JOB:
Would you copy out the whole listing exactly as given?
── WORKING DATA ──
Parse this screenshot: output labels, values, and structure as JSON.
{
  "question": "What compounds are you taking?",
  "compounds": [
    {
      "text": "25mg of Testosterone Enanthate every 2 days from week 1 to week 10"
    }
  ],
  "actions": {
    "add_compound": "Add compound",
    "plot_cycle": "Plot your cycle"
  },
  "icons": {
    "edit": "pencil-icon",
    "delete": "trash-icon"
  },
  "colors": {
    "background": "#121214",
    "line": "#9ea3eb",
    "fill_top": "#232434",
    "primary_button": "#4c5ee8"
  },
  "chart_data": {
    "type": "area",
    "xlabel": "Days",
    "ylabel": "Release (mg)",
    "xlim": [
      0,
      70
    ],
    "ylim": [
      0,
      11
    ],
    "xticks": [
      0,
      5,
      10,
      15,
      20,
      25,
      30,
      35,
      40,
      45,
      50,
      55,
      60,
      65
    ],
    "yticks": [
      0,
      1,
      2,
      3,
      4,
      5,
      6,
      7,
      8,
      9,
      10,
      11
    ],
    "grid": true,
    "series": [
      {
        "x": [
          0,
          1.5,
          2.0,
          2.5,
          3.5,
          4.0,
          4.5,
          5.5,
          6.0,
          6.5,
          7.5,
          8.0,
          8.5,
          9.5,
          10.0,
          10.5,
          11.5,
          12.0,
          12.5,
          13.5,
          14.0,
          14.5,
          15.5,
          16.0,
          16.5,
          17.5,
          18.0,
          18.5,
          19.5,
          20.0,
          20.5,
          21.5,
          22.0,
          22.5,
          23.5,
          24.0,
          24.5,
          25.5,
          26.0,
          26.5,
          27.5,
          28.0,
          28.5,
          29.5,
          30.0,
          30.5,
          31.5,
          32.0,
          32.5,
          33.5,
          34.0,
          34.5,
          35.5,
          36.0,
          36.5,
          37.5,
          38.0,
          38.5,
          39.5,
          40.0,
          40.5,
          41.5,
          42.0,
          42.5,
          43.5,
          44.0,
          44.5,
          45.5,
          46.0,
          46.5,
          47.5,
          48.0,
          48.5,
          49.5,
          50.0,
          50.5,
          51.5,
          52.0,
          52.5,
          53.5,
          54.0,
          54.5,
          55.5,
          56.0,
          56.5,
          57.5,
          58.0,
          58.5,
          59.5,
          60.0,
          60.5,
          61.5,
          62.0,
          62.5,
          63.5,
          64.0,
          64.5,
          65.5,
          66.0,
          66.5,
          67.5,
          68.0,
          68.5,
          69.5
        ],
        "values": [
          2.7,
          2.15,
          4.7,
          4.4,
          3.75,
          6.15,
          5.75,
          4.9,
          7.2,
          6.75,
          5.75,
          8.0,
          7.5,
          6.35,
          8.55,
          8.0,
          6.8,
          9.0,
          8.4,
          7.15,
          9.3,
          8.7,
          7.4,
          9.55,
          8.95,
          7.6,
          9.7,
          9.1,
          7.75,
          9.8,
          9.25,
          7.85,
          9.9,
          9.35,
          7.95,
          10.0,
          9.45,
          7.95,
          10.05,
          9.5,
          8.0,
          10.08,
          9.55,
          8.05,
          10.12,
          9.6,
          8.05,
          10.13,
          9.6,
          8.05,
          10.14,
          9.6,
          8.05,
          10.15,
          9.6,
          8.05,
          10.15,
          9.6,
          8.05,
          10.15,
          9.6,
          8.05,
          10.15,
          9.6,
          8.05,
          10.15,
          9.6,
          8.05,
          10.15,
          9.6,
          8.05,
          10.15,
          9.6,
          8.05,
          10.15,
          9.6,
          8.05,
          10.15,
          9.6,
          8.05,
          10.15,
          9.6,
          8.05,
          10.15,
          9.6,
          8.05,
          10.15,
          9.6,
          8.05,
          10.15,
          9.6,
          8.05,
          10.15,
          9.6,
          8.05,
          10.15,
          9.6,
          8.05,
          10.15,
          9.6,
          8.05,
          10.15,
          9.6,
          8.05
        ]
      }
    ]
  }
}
───
SOLUTION TO THIS PROBLEM:
Parse this screenshot: output labels, values, and structure as JSON.
{
  "question": "What compounds are you taking?",
  "compounds": [
    {
      "text": "25mg of Testosterone Enanthate every 2 days from week 1 to week 10"
    }
  ],
  "actions": {
    "add_compound": "Add compound",
    "plot_cycle": "Plot your cycle"
  },
  "icons": {
    "edit": "pencil-icon",
    "delete": "trash-icon"
  },
  "colors": {
    "background": "#121214",
    "line": "#9ea3eb",
    "fill_top": "#232434",
    "primary_button": "#4c5ee8"
  },
  "chart_data": {
    "type": "area",
    "xlabel": "Days",
    "ylabel": "Release (mg)",
    "xlim": [
      0,
      70
    ],
    "ylim": [
      0,
      11
    ],
    "xticks": [
      0,
      5,
      10,
      15,
      20,
      25,
      30,
      35,
      40,
      45,
      50,
      55,
      60,
      65
    ],
    "yticks": [
      0,
      1,
      2,
      3,
      4,
      5,
      6,
      7,
      8,
      9,
      10,
      11
    ],
    "grid": true,
    "series": [
      {
        "x": [
          0,
          1.5,
          2.0,
          2.5,
          3.5,
          4.0,
          4.5,
          5.5,
          6.0,
          6.5,
          7.5,
          8.0,
          8.5,
          9.5,
          10.0,
          10.5,
          11.5,
          12.0,
          12.5,
          13.5,
          14.0,
          14.5,
          15.5,
          16.0,
          16.5,
          17.5,
          18.0,
          18.5,
          19.5,
          20.0,
          20.5,
          21.5,
          22.0,
          22.5,
          23.5,
          24.0,
          24.5,
          25.5,
          26.0,
          26.5,
          27.5,
          28.0,
          28.5,
          29.5,
          30.0,
          30.5,
          31.5,
          32.0,
          32.5,
          33.5,
          34.0,
          34.5,
          35.5,
          36.0,
          36.5,
          37.5,
          38.0,
          38.5,
          39.5,
          40.0,
          40.5,
          41.5,
          42.0,
          42.5,
          43.5,
          44.0,
          44.5,
          45.5,
          46.0,
          46.5,
          47.5,
          48.0,
          48.5,
          49.5,
          50.0,
          50.5,
          51.5,
          52.0,
          52.5,
          53.5,
          54.0,
          54.5,
          55.5,
          56.0,
          56.5,
          57.5,
          58.0,
          58.5,
          59.5,
          60.0,
          60.5,
          61.5,
          62.0,
          62.5,
          63.5,
          64.0,
          64.5,
          65.5,
          66.0,
          66.5,
          67.5,
          68.0,
          68.5,
          69.5
        ],
        "values": [
          2.7,
          2.15,
          4.7,
          4.4,
          3.75,
          6.15,
          5.75,
          4.9,
          7.2,
          6.75,
          5.75,
          8.0,
          7.5,
          6.35,
          8.55,
          8.0,
          6.8,
          9.0,
          8.4,
          7.15,
          9.3,
          8.7,
          7.4,
          9.55,
          8.95,
          7.6,
          9.7,
          9.1,
          7.75,
          9.8,
          9.25,
          7.85,
          9.9,
          9.35,
          7.95,
          10.0,
          9.45,
          7.95,
          10.05,
          9.5,
          8.0,
          10.08,
          9.55,
          8.05,
          10.12,
          9.6,
          8.05,
          10.13,
          9.6,
          8.05,
          10.14,
          9.6,
          8.05,
          10.15,
          9.6,
          8.05,
          10.15,
          9.6,
          8.05,
          10.15,
          9.6,
          8.05,
          10.15,
          9.6,
          8.05,
          10.15,
          9.6,
          8.05,
          10.15,
          9.6,
          8.05,
          10.15,
          9.6,
          8.05,
          10.15,
          9.6,
          8.05,
          10.15,
          9.6,
          8.05,
          10.15,
          9.6,
          8.05,
          10.15,
          9.6,
          8.05,
          10.15,
          9.6,
          8.05,
          10.15,
          9.6,
          8.05,
          10.15,
          9.6,
          8.05,
          10.15,
          9.6,
          8.05,
          10.15,
          9.6,
          8.05,
          10.15,
          9.6,
          8.05
        ]
      }
    ]
  }
}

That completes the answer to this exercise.